[Work instructions]:
Give an exact copy of every line, leaving images out.

[Saved data entries]
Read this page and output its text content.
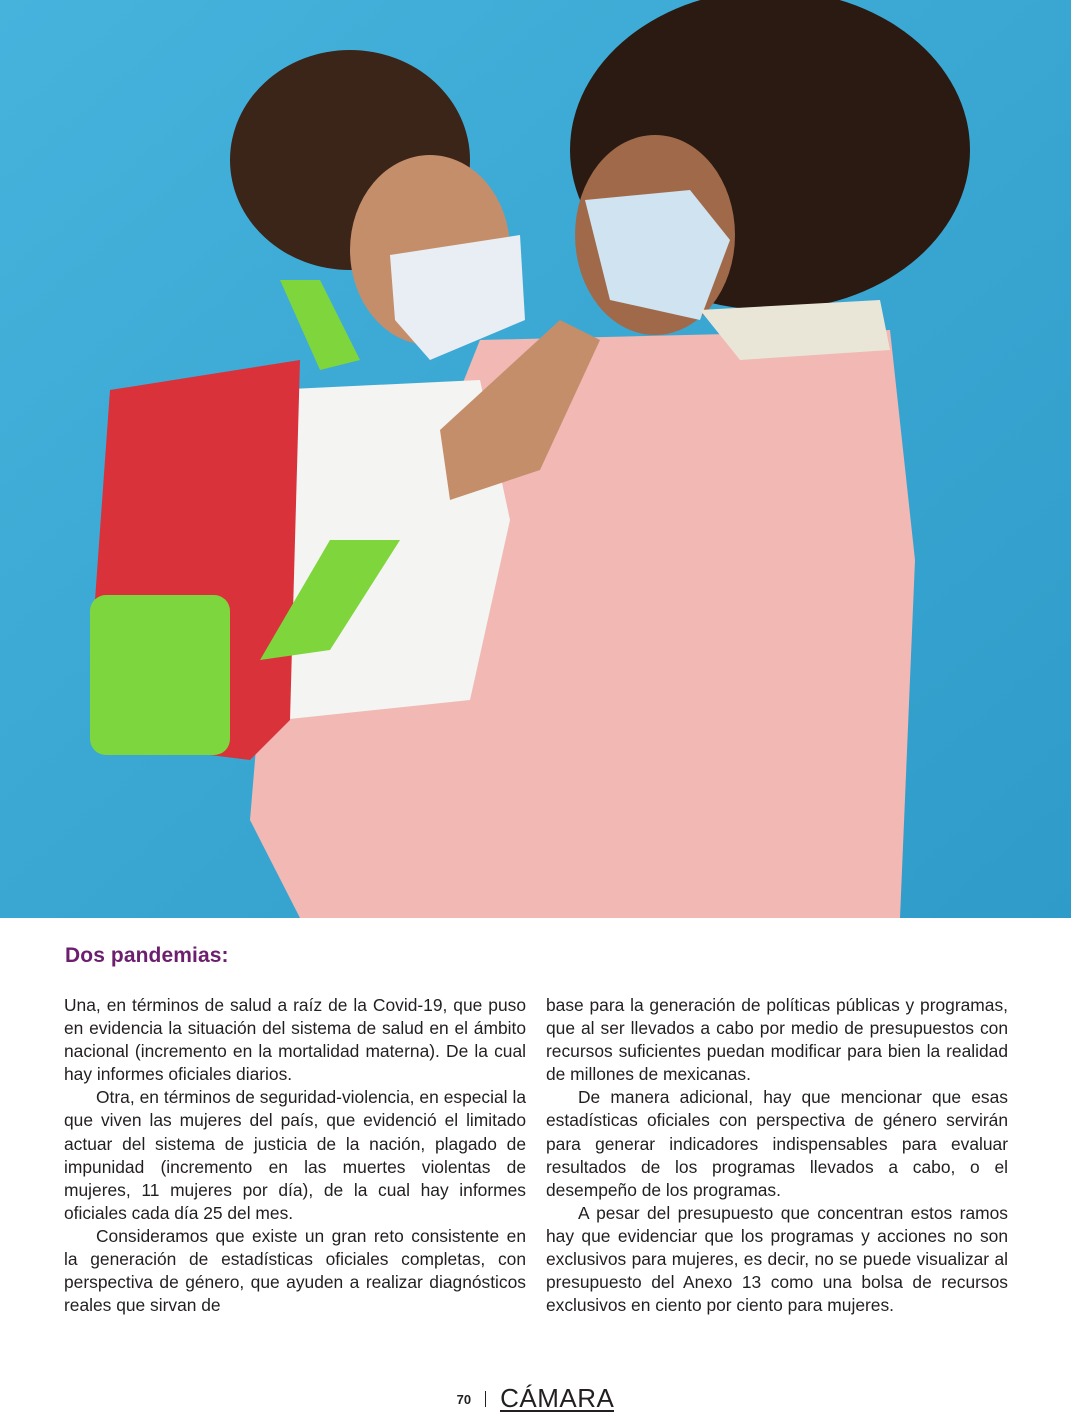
Dos pandemias:

Una, en términos de salud a raíz de la Covid-19, que puso en evidencia la situación del sistema de salud en el ámbito nacional (incremento en la mortalidad materna). De la cual hay informes oficiales diarios.

Otra, en términos de seguridad-violencia, en especial la que viven las mujeres del país, que evidenció el limitado actuar del sistema de justicia de la nación, plagado de impunidad (incremento en las muertes violentas de mujeres, 11 mujeres por día), de la cual hay informes oficiales cada día 25 del mes.

Consideramos que existe un gran reto consistente en la generación de estadísticas oficiales completas, con perspectiva de género, que ayuden a realizar diagnósticos reales que sirvan de

base para la generación de políticas públicas y programas, que al ser llevados a cabo por medio de presupuestos con recursos suficientes puedan modificar para bien la realidad de millones de mexicanas.

De manera adicional, hay que mencionar que esas estadísticas oficiales con perspectiva de género servirán para generar indicadores indispensables para evaluar resultados de los programas llevados a cabo, o el desempeño de los programas.

A pesar del presupuesto que concentran estos ramos hay que evidenciar que los programas y acciones no son exclusivos para mujeres, es decir, no se puede visualizar al presupuesto del Anexo 13 como una bolsa de recursos exclusivos en ciento por ciento para mujeres.

70 CÁMARA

[Output for this exercise]:
Read this page and output its text content.
Dos pandemias:

Una, en términos de salud a raíz de la Covid-19, que puso en evidencia la situación del sistema de salud en el ámbito nacional (incremento en la mortalidad materna). De la cual hay informes oficiales diarios.

Otra, en términos de seguridad-violencia, en especial la que viven las mujeres del país, que evidenció el limitado actuar del sistema de justicia de la nación, plagado de impunidad (incremento en las muertes violentas de mujeres, 11 mujeres por día), de la cual hay informes oficiales cada día 25 del mes.

Consideramos que existe un gran reto consistente en la generación de estadísticas oficiales completas, con perspectiva de género, que ayuden a realizar diagnósticos reales que sirvan de

base para la generación de políticas públicas y programas, que al ser llevados a cabo por medio de presupuestos con recursos suficientes puedan modificar para bien la realidad de millones de mexicanas.

De manera adicional, hay que mencionar que esas estadísticas oficiales con perspectiva de género servirán para generar indicadores indispensables para evaluar resultados de los programas llevados a cabo, o el desempeño de los programas.

A pesar del presupuesto que concentran estos ramos hay que evidenciar que los programas y acciones no son exclusivos para mujeres, es decir, no se puede visualizar al presupuesto del Anexo 13 como una bolsa de recursos exclusivos en ciento por ciento para mujeres.

70 CÁMARA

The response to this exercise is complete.